SET TASK :: Verbatim output of all the material below is required.

● ● ● ● ● ● ●

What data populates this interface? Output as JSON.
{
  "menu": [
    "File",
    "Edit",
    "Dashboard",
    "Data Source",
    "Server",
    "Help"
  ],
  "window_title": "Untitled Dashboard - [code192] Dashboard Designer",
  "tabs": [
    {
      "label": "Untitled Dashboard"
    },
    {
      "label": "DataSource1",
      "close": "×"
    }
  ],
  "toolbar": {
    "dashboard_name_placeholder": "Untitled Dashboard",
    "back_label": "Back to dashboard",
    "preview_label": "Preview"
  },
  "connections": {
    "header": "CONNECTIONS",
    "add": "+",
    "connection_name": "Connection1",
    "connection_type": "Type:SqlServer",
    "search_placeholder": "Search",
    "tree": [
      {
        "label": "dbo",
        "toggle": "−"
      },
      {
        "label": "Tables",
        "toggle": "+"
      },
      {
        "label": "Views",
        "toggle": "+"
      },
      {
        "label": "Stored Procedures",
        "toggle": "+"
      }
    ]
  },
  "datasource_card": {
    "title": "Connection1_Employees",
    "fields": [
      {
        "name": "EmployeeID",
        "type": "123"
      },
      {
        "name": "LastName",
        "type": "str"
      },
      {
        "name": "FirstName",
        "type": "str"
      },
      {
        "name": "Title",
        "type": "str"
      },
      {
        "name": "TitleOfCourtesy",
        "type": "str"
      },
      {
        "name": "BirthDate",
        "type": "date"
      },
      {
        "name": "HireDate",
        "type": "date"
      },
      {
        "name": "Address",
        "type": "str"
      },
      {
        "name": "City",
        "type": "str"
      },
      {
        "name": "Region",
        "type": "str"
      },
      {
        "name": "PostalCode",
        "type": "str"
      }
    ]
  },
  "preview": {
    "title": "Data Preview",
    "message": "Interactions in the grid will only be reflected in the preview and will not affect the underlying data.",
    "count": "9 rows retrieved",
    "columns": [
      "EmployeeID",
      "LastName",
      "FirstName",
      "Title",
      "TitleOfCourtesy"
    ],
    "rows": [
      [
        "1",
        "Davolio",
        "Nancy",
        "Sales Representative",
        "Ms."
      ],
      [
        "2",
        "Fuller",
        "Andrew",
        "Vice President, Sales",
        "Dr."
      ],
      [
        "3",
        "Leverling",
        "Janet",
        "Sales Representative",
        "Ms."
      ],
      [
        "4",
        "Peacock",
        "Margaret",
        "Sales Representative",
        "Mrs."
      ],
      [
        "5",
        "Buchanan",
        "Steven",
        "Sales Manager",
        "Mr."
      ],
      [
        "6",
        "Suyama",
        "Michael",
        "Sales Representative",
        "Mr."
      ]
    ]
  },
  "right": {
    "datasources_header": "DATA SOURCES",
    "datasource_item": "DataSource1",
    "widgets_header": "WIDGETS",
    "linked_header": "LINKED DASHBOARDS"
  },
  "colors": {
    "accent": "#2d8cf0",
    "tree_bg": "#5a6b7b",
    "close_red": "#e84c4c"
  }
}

● ● ● ● ● ● ●

COMPLETED TASK ::
What data populates this interface? Output as JSON.
{
  "menu": [
    "File",
    "Edit",
    "Dashboard",
    "Data Source",
    "Server",
    "Help"
  ],
  "window_title": "Untitled Dashboard - [code192] Dashboard Designer",
  "tabs": [
    {
      "label": "Untitled Dashboard"
    },
    {
      "label": "DataSource1",
      "close": "×"
    }
  ],
  "toolbar": {
    "dashboard_name_placeholder": "Untitled Dashboard",
    "back_label": "Back to dashboard",
    "preview_label": "Preview"
  },
  "connections": {
    "header": "CONNECTIONS",
    "add": "+",
    "connection_name": "Connection1",
    "connection_type": "Type:SqlServer",
    "search_placeholder": "Search",
    "tree": [
      {
        "label": "dbo",
        "toggle": "−"
      },
      {
        "label": "Tables",
        "toggle": "+"
      },
      {
        "label": "Views",
        "toggle": "+"
      },
      {
        "label": "Stored Procedures",
        "toggle": "+"
      }
    ]
  },
  "datasource_card": {
    "title": "Connection1_Employees",
    "fields": [
      {
        "name": "EmployeeID",
        "type": "123"
      },
      {
        "name": "LastName",
        "type": "str"
      },
      {
        "name": "FirstName",
        "type": "str"
      },
      {
        "name": "Title",
        "type": "str"
      },
      {
        "name": "TitleOfCourtesy",
        "type": "str"
      },
      {
        "name": "BirthDate",
        "type": "date"
      },
      {
        "name": "HireDate",
        "type": "date"
      },
      {
        "name": "Address",
        "type": "str"
      },
      {
        "name": "City",
        "type": "str"
      },
      {
        "name": "Region",
        "type": "str"
      },
      {
        "name": "PostalCode",
        "type": "str"
      }
    ]
  },
  "preview": {
    "title": "Data Preview",
    "message": "Interactions in the grid will only be reflected in the preview and will not affect the underlying data.",
    "count": "9 rows retrieved",
    "columns": [
      "EmployeeID",
      "LastName",
      "FirstName",
      "Title",
      "TitleOfCourtesy"
    ],
    "rows": [
      [
        "1",
        "Davolio",
        "Nancy",
        "Sales Representative",
        "Ms."
      ],
      [
        "2",
        "Fuller",
        "Andrew",
        "Vice President, Sales",
        "Dr."
      ],
      [
        "3",
        "Leverling",
        "Janet",
        "Sales Representative",
        "Ms."
      ],
      [
        "4",
        "Peacock",
        "Margaret",
        "Sales Representative",
        "Mrs."
      ],
      [
        "5",
        "Buchanan",
        "Steven",
        "Sales Manager",
        "Mr."
      ],
      [
        "6",
        "Suyama",
        "Michael",
        "Sales Representative",
        "Mr."
      ]
    ]
  },
  "right": {
    "datasources_header": "DATA SOURCES",
    "datasource_item": "DataSource1",
    "widgets_header": "WIDGETS",
    "linked_header": "LINKED DASHBOARDS"
  },
  "colors": {
    "accent": "#2d8cf0",
    "tree_bg": "#5a6b7b",
    "close_red": "#e84c4c"
  }
}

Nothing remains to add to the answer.